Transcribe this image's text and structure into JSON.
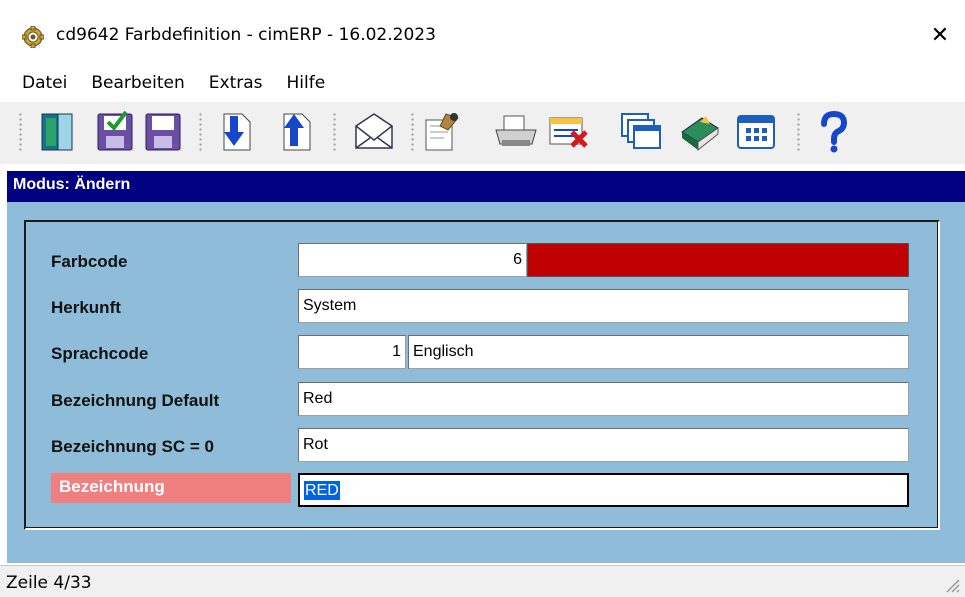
{
  "window": {
    "title": "cd9642 Farbdefinition - cimERP - 16.02.2023",
    "close_glyph": "✕"
  },
  "menu": [
    "Datei",
    "Bearbeiten",
    "Extras",
    "Hilfe"
  ],
  "toolbar": {
    "icons": [
      "exit-door-icon",
      "save-check-icon",
      "save-icon",
      "arrow-down-icon",
      "arrow-up-icon",
      "mail-icon",
      "edit-document-icon",
      "printer-icon",
      "delete-record-icon",
      "windows-icon",
      "book-icon",
      "calendar-icon",
      "help-icon"
    ]
  },
  "mode": "Modus: Ändern",
  "form": {
    "farbcode": {
      "label": "Farbcode",
      "value": "6",
      "swatch_color": "#c00000"
    },
    "herkunft": {
      "label": "Herkunft",
      "value": "System"
    },
    "sprachcode": {
      "label": "Sprachcode",
      "code": "1",
      "name": "Englisch"
    },
    "bez_default": {
      "label": "Bezeichnung Default",
      "value": "Red"
    },
    "bez_sc0": {
      "label": "Bezeichnung SC = 0",
      "value": "Rot"
    },
    "bezeichnung": {
      "label": "Bezeichnung",
      "value": "RED"
    }
  },
  "status": "Zeile 4/33",
  "colors": {
    "mode_bar": "#000080",
    "panel_bg": "#8fbdd9",
    "active_label": "#f08080",
    "selection": "#0063e1"
  }
}
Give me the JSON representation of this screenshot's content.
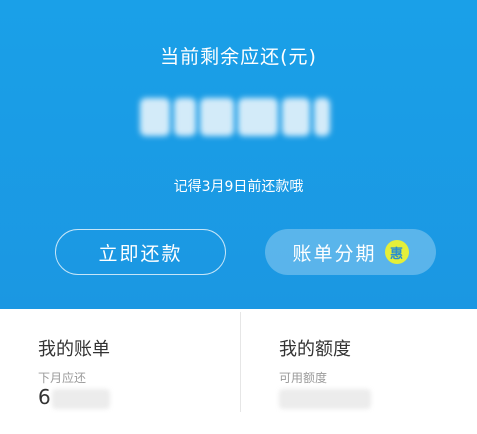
{
  "header": {
    "title": "当前剩余应还(元)",
    "due_note": "记得3月9日前还款哦"
  },
  "buttons": {
    "repay_now": "立即还款",
    "bill_installment": "账单分期",
    "installment_badge": "惠"
  },
  "cards": {
    "my_bill": {
      "title": "我的账单",
      "subtitle": "下月应还",
      "value_visible": "6"
    },
    "my_limit": {
      "title": "我的额度",
      "subtitle": "可用额度"
    }
  },
  "colors": {
    "hero_background": "#1b9be5",
    "badge": "#e4ef3a",
    "text_primary": "#333333",
    "text_secondary": "#9a9a9a"
  }
}
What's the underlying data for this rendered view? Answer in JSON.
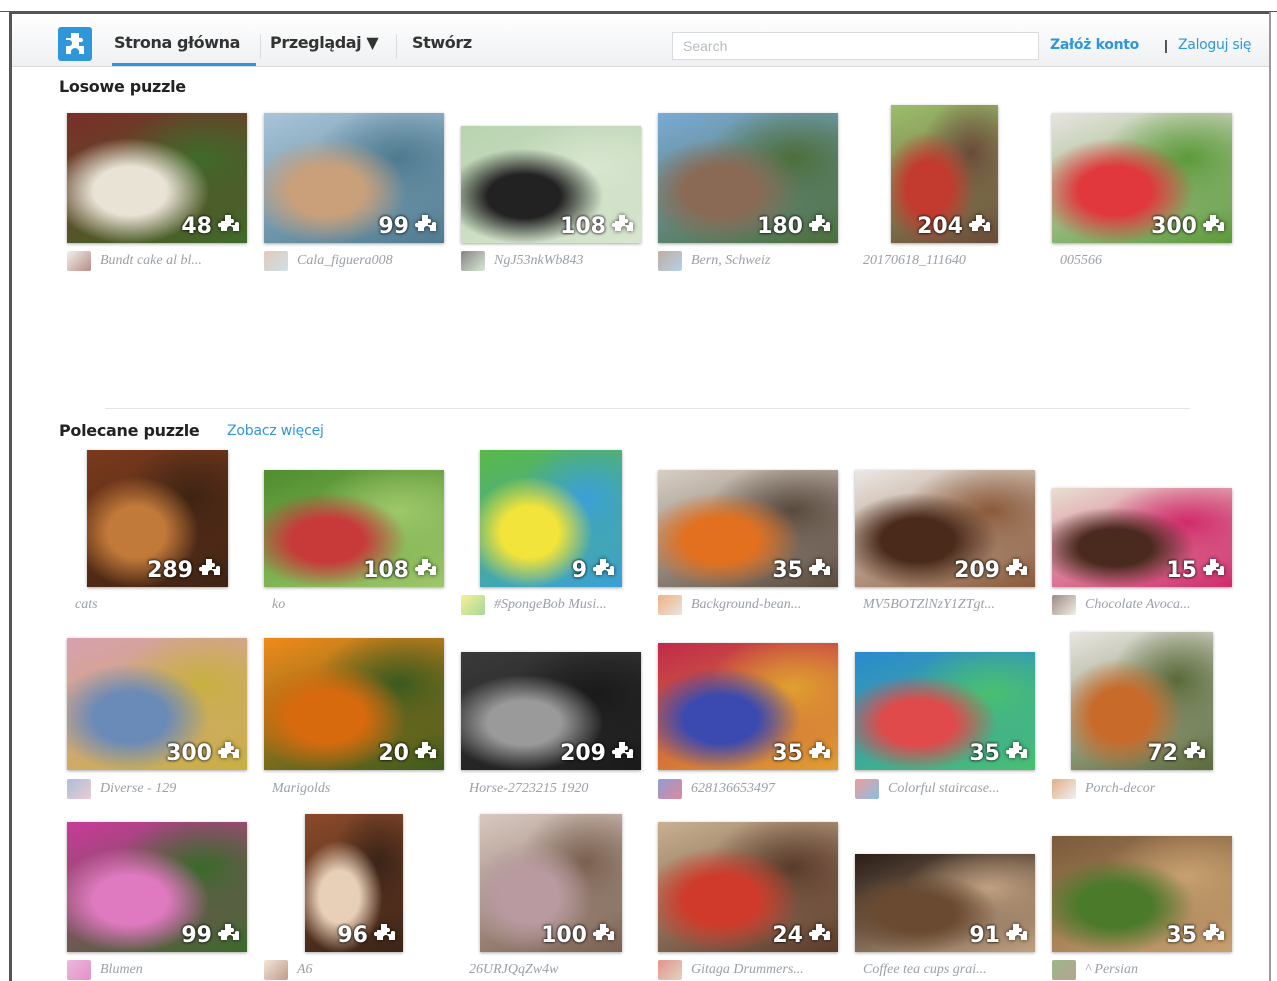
{
  "nav": {
    "home": "Strona główna",
    "browse": "Przeglądaj ▼",
    "create": "Stwórz",
    "search_placeholder": "Search",
    "register": "Załóż konto",
    "login": "Zaloguj się",
    "separator": "|"
  },
  "random": {
    "title": "Losowe puzzle",
    "items": [
      {
        "pieces": "48",
        "caption": "Bundt cake al bl...",
        "colors": [
          "#7a2e28",
          "#e9e3d6",
          "#3f6b2a"
        ]
      },
      {
        "pieces": "99",
        "caption": "Cala_figuera008",
        "colors": [
          "#a8c4d8",
          "#c9a07a",
          "#4e7a8f"
        ]
      },
      {
        "pieces": "108",
        "caption": "NgJ53nkWb843",
        "colors": [
          "#b9d3b0",
          "#222222",
          "#d8e6d0"
        ]
      },
      {
        "pieces": "180",
        "caption": "Bern, Schweiz",
        "colors": [
          "#7aaad6",
          "#8a6a55",
          "#4d6e3a"
        ]
      },
      {
        "pieces": "204",
        "caption": "20170618_111640",
        "colors": [
          "#9bbf6a",
          "#c33a2e",
          "#6b4a3a"
        ]
      },
      {
        "pieces": "300",
        "caption": "005566",
        "colors": [
          "#e8e4e0",
          "#e0383c",
          "#5c9a3a"
        ]
      }
    ]
  },
  "featured": {
    "title": "Polecane puzzle",
    "more": "Zobacz więcej",
    "items": [
      {
        "pieces": "289",
        "caption": "cats",
        "colors": [
          "#7a3a1c",
          "#c27a3a",
          "#3e2414"
        ]
      },
      {
        "pieces": "108",
        "caption": "ko",
        "colors": [
          "#4f8d2e",
          "#c83a3a",
          "#9ec86a"
        ]
      },
      {
        "pieces": "9",
        "caption": "#SpongeBob Musi...",
        "colors": [
          "#5ab848",
          "#f2e43a",
          "#3aa0d8"
        ]
      },
      {
        "pieces": "35",
        "caption": "Background-bean...",
        "colors": [
          "#d8cfc4",
          "#e2701e",
          "#5a4a3e"
        ]
      },
      {
        "pieces": "209",
        "caption": "MV5BOTZlNzY1ZTgt...",
        "colors": [
          "#ece8e4",
          "#4a2a1a",
          "#8a5a3a"
        ]
      },
      {
        "pieces": "15",
        "caption": "Chocolate Avoca...",
        "colors": [
          "#e8e0d0",
          "#4a2a1e",
          "#d02a6a"
        ]
      },
      {
        "pieces": "300",
        "caption": "Diverse - 129",
        "colors": [
          "#d8a0b0",
          "#6a8ab8",
          "#c8b040"
        ]
      },
      {
        "pieces": "20",
        "caption": "Marigolds",
        "colors": [
          "#f08a1a",
          "#d86a0e",
          "#3a5a1e"
        ]
      },
      {
        "pieces": "209",
        "caption": "Horse-2723215 1920",
        "colors": [
          "#3a3a3a",
          "#9a9a9a",
          "#1a1a1a"
        ]
      },
      {
        "pieces": "35",
        "caption": "628136653497",
        "colors": [
          "#c02a4a",
          "#3a4ab0",
          "#e0a030"
        ]
      },
      {
        "pieces": "35",
        "caption": "Colorful staircase...",
        "colors": [
          "#2a8ad0",
          "#e04a4a",
          "#4ac070"
        ]
      },
      {
        "pieces": "72",
        "caption": "Porch-decor",
        "colors": [
          "#e8e6e0",
          "#c86a2a",
          "#5a6a3a"
        ]
      },
      {
        "pieces": "99",
        "caption": "Blumen",
        "colors": [
          "#c83a9a",
          "#e07ac0",
          "#3a6a2a"
        ]
      },
      {
        "pieces": "96",
        "caption": "A6",
        "colors": [
          "#8a4a2a",
          "#e8d0b8",
          "#3a2418"
        ]
      },
      {
        "pieces": "100",
        "caption": "26URJQqZw4w",
        "colors": [
          "#d8c8c0",
          "#b89aa0",
          "#7a6050"
        ]
      },
      {
        "pieces": "24",
        "caption": "Gitaga Drummers...",
        "colors": [
          "#c8b090",
          "#d03a2a",
          "#5a3a2a"
        ]
      },
      {
        "pieces": "91",
        "caption": "Coffee tea cups grai...",
        "colors": [
          "#2a1e18",
          "#6a4a30",
          "#c0a080"
        ]
      },
      {
        "pieces": "35",
        "caption": "^ Persian",
        "colors": [
          "#7a5a3a",
          "#4a7a2a",
          "#c8a070"
        ]
      }
    ]
  }
}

WHAT THIS TASK INVOLVES
Each record must be quoted in full and exactly. Do not include the pictures.

SOLUTION TO THIS TASK
Transcribe this image's text and structure into JSON.
{
  "window": {
    "title": "cd9642 Farbdefinition - cimERP - 16.02.2023",
    "close_glyph": "✕"
  },
  "menu": [
    "Datei",
    "Bearbeiten",
    "Extras",
    "Hilfe"
  ],
  "toolbar": {
    "icons": [
      "exit-door-icon",
      "save-check-icon",
      "save-icon",
      "arrow-down-icon",
      "arrow-up-icon",
      "mail-icon",
      "edit-document-icon",
      "printer-icon",
      "delete-record-icon",
      "windows-icon",
      "book-icon",
      "calendar-icon",
      "help-icon"
    ]
  },
  "mode": "Modus: Ändern",
  "form": {
    "farbcode": {
      "label": "Farbcode",
      "value": "6",
      "swatch_color": "#c00000"
    },
    "herkunft": {
      "label": "Herkunft",
      "value": "System"
    },
    "sprachcode": {
      "label": "Sprachcode",
      "code": "1",
      "name": "Englisch"
    },
    "bez_default": {
      "label": "Bezeichnung Default",
      "value": "Red"
    },
    "bez_sc0": {
      "label": "Bezeichnung SC = 0",
      "value": "Rot"
    },
    "bezeichnung": {
      "label": "Bezeichnung",
      "value": "RED"
    }
  },
  "status": "Zeile 4/33",
  "colors": {
    "mode_bar": "#000080",
    "panel_bg": "#8fbdd9",
    "active_label": "#f08080",
    "selection": "#0063e1"
  }
}
Give me the JSON representation of this screenshot's content.
{
  "header": {
    "title": "当前剩余应还(元)",
    "due_note": "记得3月9日前还款哦"
  },
  "buttons": {
    "repay_now": "立即还款",
    "bill_installment": "账单分期",
    "installment_badge": "惠"
  },
  "cards": {
    "my_bill": {
      "title": "我的账单",
      "subtitle": "下月应还",
      "value_visible": "6"
    },
    "my_limit": {
      "title": "我的额度",
      "subtitle": "可用额度"
    }
  },
  "colors": {
    "hero_background": "#1b9be5",
    "badge": "#e4ef3a",
    "text_primary": "#333333",
    "text_secondary": "#9a9a9a"
  }
}
What's the underlying data for this rendered view? Answer in JSON.
{
  "nav": {
    "home": "Strona główna",
    "browse": "Przeglądaj ▼",
    "create": "Stwórz",
    "search_placeholder": "Search",
    "register": "Załóż konto",
    "login": "Zaloguj się",
    "separator": "|"
  },
  "random": {
    "title": "Losowe puzzle",
    "items": [
      {
        "pieces": "48",
        "caption": "Bundt cake al bl...",
        "colors": [
          "#7a2e28",
          "#e9e3d6",
          "#3f6b2a"
        ]
      },
      {
        "pieces": "99",
        "caption": "Cala_figuera008",
        "colors": [
          "#a8c4d8",
          "#c9a07a",
          "#4e7a8f"
        ]
      },
      {
        "pieces": "108",
        "caption": "NgJ53nkWb843",
        "colors": [
          "#b9d3b0",
          "#222222",
          "#d8e6d0"
        ]
      },
      {
        "pieces": "180",
        "caption": "Bern, Schweiz",
        "colors": [
          "#7aaad6",
          "#8a6a55",
          "#4d6e3a"
        ]
      },
      {
        "pieces": "204",
        "caption": "20170618_111640",
        "colors": [
          "#9bbf6a",
          "#c33a2e",
          "#6b4a3a"
        ]
      },
      {
        "pieces": "300",
        "caption": "005566",
        "colors": [
          "#e8e4e0",
          "#e0383c",
          "#5c9a3a"
        ]
      }
    ]
  },
  "featured": {
    "title": "Polecane puzzle",
    "more": "Zobacz więcej",
    "items": [
      {
        "pieces": "289",
        "caption": "cats",
        "colors": [
          "#7a3a1c",
          "#c27a3a",
          "#3e2414"
        ]
      },
      {
        "pieces": "108",
        "caption": "ko",
        "colors": [
          "#4f8d2e",
          "#c83a3a",
          "#9ec86a"
        ]
      },
      {
        "pieces": "9",
        "caption": "#SpongeBob Musi...",
        "colors": [
          "#5ab848",
          "#f2e43a",
          "#3aa0d8"
        ]
      },
      {
        "pieces": "35",
        "caption": "Background-bean...",
        "colors": [
          "#d8cfc4",
          "#e2701e",
          "#5a4a3e"
        ]
      },
      {
        "pieces": "209",
        "caption": "MV5BOTZlNzY1ZTgt...",
        "colors": [
          "#ece8e4",
          "#4a2a1a",
          "#8a5a3a"
        ]
      },
      {
        "pieces": "15",
        "caption": "Chocolate Avoca...",
        "colors": [
          "#e8e0d0",
          "#4a2a1e",
          "#d02a6a"
        ]
      },
      {
        "pieces": "300",
        "caption": "Diverse - 129",
        "colors": [
          "#d8a0b0",
          "#6a8ab8",
          "#c8b040"
        ]
      },
      {
        "pieces": "20",
        "caption": "Marigolds",
        "colors": [
          "#f08a1a",
          "#d86a0e",
          "#3a5a1e"
        ]
      },
      {
        "pieces": "209",
        "caption": "Horse-2723215 1920",
        "colors": [
          "#3a3a3a",
          "#9a9a9a",
          "#1a1a1a"
        ]
      },
      {
        "pieces": "35",
        "caption": "628136653497",
        "colors": [
          "#c02a4a",
          "#3a4ab0",
          "#e0a030"
        ]
      },
      {
        "pieces": "35",
        "caption": "Colorful staircase...",
        "colors": [
          "#2a8ad0",
          "#e04a4a",
          "#4ac070"
        ]
      },
      {
        "pieces": "72",
        "caption": "Porch-decor",
        "colors": [
          "#e8e6e0",
          "#c86a2a",
          "#5a6a3a"
        ]
      },
      {
        "pieces": "99",
        "caption": "Blumen",
        "colors": [
          "#c83a9a",
          "#e07ac0",
          "#3a6a2a"
        ]
      },
      {
        "pieces": "96",
        "caption": "A6",
        "colors": [
          "#8a4a2a",
          "#e8d0b8",
          "#3a2418"
        ]
      },
      {
        "pieces": "100",
        "caption": "26URJQqZw4w",
        "colors": [
          "#d8c8c0",
          "#b89aa0",
          "#7a6050"
        ]
      },
      {
        "pieces": "24",
        "caption": "Gitaga Drummers...",
        "colors": [
          "#c8b090",
          "#d03a2a",
          "#5a3a2a"
        ]
      },
      {
        "pieces": "91",
        "caption": "Coffee tea cups grai...",
        "colors": [
          "#2a1e18",
          "#6a4a30",
          "#c0a080"
        ]
      },
      {
        "pieces": "35",
        "caption": "^ Persian",
        "colors": [
          "#7a5a3a",
          "#4a7a2a",
          "#c8a070"
        ]
      }
    ]
  }
}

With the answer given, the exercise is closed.